--- Start Given records ---

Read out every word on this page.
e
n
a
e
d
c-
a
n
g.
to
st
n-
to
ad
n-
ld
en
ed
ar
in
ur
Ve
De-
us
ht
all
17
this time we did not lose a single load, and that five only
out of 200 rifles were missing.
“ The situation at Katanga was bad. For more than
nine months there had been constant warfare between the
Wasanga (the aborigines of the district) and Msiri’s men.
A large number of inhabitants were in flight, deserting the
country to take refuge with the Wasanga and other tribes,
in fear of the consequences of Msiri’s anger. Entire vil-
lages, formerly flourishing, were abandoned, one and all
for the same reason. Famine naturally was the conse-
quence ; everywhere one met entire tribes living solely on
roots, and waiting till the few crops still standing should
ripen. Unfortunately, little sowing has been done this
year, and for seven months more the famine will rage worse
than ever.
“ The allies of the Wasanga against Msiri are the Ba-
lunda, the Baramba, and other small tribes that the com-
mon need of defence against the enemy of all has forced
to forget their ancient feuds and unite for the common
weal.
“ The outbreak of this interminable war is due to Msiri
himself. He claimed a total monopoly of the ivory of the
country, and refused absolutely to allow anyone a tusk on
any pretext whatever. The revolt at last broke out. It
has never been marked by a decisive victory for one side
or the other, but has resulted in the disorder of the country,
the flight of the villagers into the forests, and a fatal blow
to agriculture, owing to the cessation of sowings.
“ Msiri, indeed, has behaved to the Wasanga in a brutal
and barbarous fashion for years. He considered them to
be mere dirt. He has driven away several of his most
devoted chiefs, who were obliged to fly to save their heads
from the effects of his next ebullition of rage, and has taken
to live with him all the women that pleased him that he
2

--- End Given records ---

> Work to be completed:
Scan the material above. Extract every line in which the word "flight" occurs.

> Finished task:
A large number of inhabitants were in flight, deserting the
the flight of the villagers into the forests, and a fatal blow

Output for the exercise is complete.